Copy the records below exactly as they are written.

[Records contained in a dataset]

┌────────

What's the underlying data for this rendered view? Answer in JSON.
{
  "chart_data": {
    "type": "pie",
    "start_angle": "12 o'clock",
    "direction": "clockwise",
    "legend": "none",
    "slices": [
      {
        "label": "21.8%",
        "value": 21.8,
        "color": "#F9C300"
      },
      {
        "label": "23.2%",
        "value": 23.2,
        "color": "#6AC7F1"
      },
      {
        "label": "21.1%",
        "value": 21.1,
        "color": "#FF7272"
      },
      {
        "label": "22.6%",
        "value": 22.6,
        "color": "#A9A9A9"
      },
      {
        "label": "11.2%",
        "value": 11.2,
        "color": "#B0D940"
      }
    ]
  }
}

└────────

§ Correct output:
What's the underlying data for this rendered view? Answer in JSON.
{
  "chart_data": {
    "type": "pie",
    "start_angle": "12 o'clock",
    "direction": "clockwise",
    "legend": "none",
    "slices": [
      {
        "label": "21.8%",
        "value": 21.8,
        "color": "#F9C300"
      },
      {
        "label": "23.2%",
        "value": 23.2,
        "color": "#6AC7F1"
      },
      {
        "label": "21.1%",
        "value": 21.1,
        "color": "#FF7272"
      },
      {
        "label": "22.6%",
        "value": 22.6,
        "color": "#A9A9A9"
      },
      {
        "label": "11.2%",
        "value": 11.2,
        "color": "#B0D940"
      }
    ]
  }
}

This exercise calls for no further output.